:: Task instructions ::
Make an exact copy of all the material below, apart from the pictures.

:: Records for processing ::
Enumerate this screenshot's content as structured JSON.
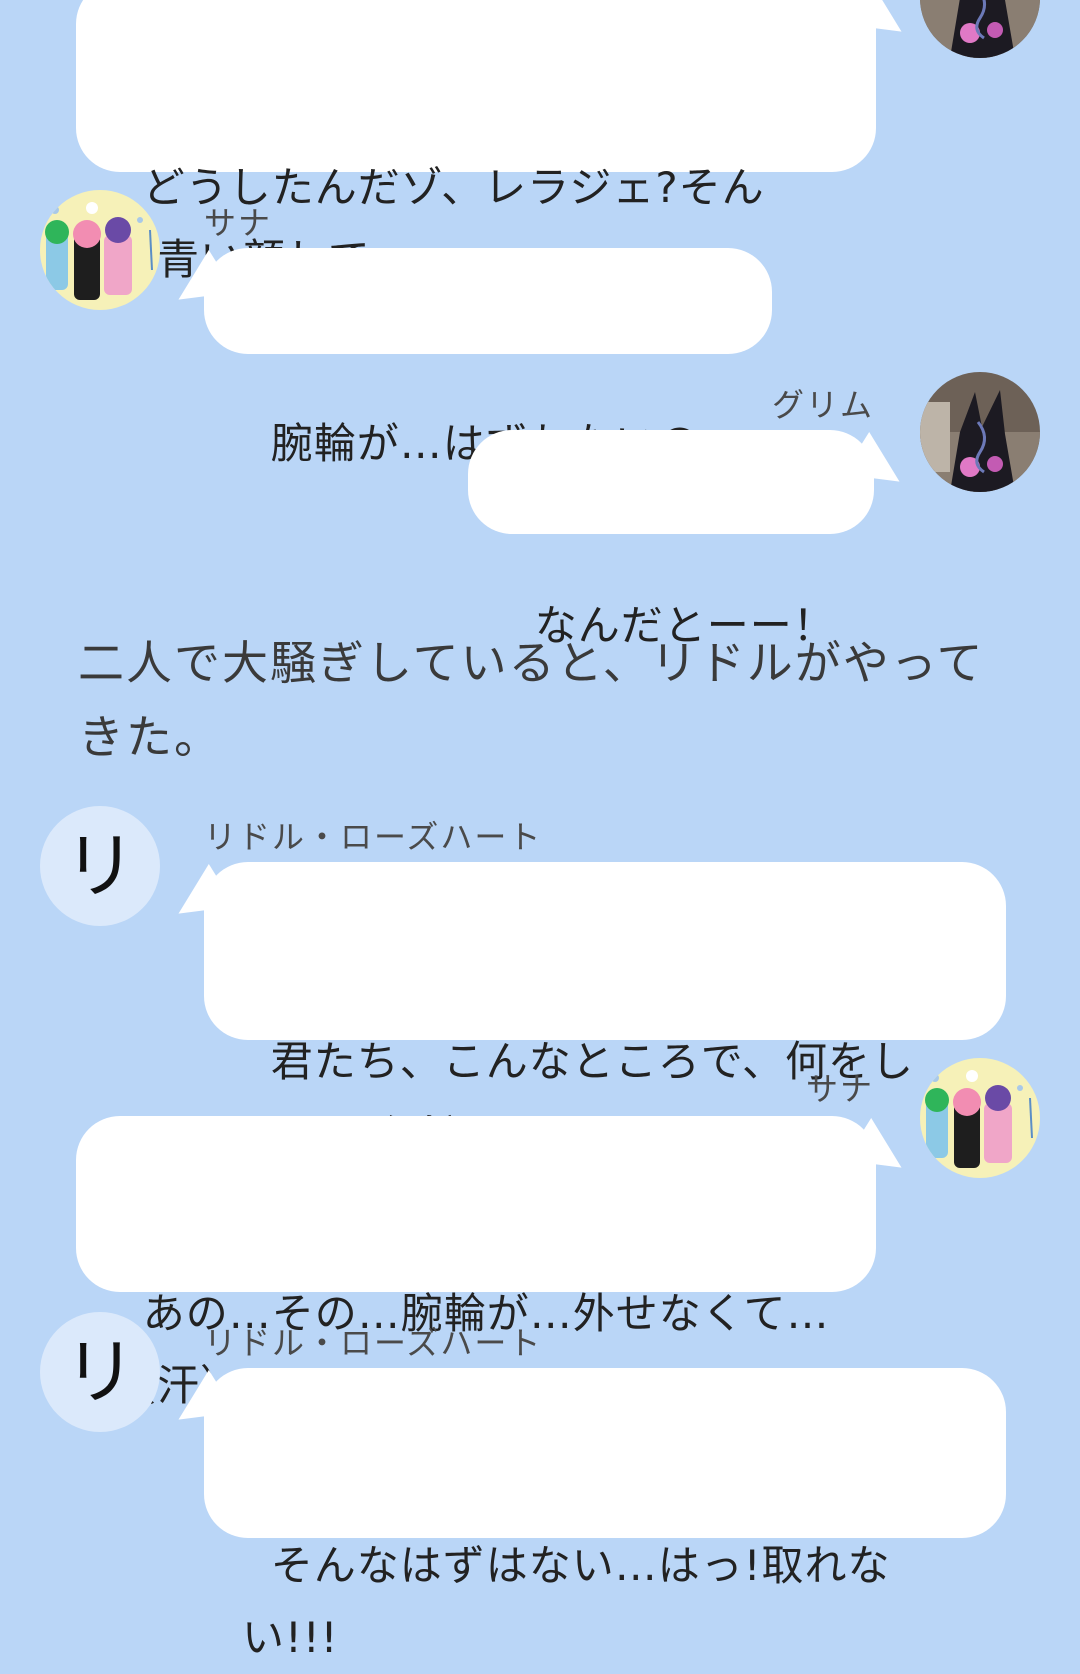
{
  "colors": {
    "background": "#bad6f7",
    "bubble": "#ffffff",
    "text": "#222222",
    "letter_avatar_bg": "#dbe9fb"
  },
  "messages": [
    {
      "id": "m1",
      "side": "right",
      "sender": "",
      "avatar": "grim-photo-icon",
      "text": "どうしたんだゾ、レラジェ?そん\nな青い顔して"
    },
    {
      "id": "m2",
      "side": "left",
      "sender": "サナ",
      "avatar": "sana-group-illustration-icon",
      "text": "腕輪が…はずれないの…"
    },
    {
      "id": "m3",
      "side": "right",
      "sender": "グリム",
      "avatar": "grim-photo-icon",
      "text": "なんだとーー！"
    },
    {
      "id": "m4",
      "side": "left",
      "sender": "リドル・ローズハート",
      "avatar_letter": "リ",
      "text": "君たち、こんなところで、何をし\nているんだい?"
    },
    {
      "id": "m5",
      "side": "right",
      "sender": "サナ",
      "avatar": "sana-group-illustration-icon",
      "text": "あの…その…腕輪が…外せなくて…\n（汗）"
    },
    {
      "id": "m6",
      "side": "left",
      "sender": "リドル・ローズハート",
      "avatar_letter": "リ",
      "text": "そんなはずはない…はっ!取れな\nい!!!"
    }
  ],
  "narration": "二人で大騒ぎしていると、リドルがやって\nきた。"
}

:: Answer for the task ::
Enumerate this screenshot's content as structured JSON.
{
  "colors": {
    "background": "#bad6f7",
    "bubble": "#ffffff",
    "text": "#222222",
    "letter_avatar_bg": "#dbe9fb"
  },
  "messages": [
    {
      "id": "m1",
      "side": "right",
      "sender": "",
      "avatar": "grim-photo-icon",
      "text": "どうしたんだゾ、レラジェ?そん\nな青い顔して"
    },
    {
      "id": "m2",
      "side": "left",
      "sender": "サナ",
      "avatar": "sana-group-illustration-icon",
      "text": "腕輪が…はずれないの…"
    },
    {
      "id": "m3",
      "side": "right",
      "sender": "グリム",
      "avatar": "grim-photo-icon",
      "text": "なんだとーー！"
    },
    {
      "id": "m4",
      "side": "left",
      "sender": "リドル・ローズハート",
      "avatar_letter": "リ",
      "text": "君たち、こんなところで、何をし\nているんだい?"
    },
    {
      "id": "m5",
      "side": "right",
      "sender": "サナ",
      "avatar": "sana-group-illustration-icon",
      "text": "あの…その…腕輪が…外せなくて…\n（汗）"
    },
    {
      "id": "m6",
      "side": "left",
      "sender": "リドル・ローズハート",
      "avatar_letter": "リ",
      "text": "そんなはずはない…はっ!取れな\nい!!!"
    }
  ],
  "narration": "二人で大騒ぎしていると、リドルがやって\nきた。"
}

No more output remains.